>>

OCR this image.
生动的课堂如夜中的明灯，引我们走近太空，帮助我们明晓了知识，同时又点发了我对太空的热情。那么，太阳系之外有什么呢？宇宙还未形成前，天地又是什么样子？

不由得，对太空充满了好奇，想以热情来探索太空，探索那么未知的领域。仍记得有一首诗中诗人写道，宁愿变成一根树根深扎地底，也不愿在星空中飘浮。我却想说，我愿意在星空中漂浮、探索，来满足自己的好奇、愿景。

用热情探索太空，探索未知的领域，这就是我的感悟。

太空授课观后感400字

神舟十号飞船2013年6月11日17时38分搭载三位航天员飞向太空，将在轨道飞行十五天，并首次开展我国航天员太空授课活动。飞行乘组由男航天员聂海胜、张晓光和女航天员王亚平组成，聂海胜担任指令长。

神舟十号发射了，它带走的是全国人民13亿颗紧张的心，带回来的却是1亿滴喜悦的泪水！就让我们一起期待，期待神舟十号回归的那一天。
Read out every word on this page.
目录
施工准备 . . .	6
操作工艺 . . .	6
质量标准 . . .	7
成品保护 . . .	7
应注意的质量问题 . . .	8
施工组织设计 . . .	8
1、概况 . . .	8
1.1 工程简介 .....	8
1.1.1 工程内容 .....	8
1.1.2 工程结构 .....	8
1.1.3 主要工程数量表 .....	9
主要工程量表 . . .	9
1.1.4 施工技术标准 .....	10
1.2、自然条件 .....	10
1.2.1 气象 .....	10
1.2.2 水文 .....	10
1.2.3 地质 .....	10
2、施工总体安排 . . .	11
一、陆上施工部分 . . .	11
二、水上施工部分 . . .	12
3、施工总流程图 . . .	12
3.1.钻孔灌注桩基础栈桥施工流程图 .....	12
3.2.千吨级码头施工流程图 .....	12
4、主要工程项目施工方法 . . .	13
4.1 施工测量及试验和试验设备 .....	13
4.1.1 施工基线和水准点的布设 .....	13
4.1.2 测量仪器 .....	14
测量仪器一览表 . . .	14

<<

WORK TO BE COMPLETED
Extract each line from the listing that holds the word "this".

REPLY TO THE TASK
OCR this image.
Read out every word on this page.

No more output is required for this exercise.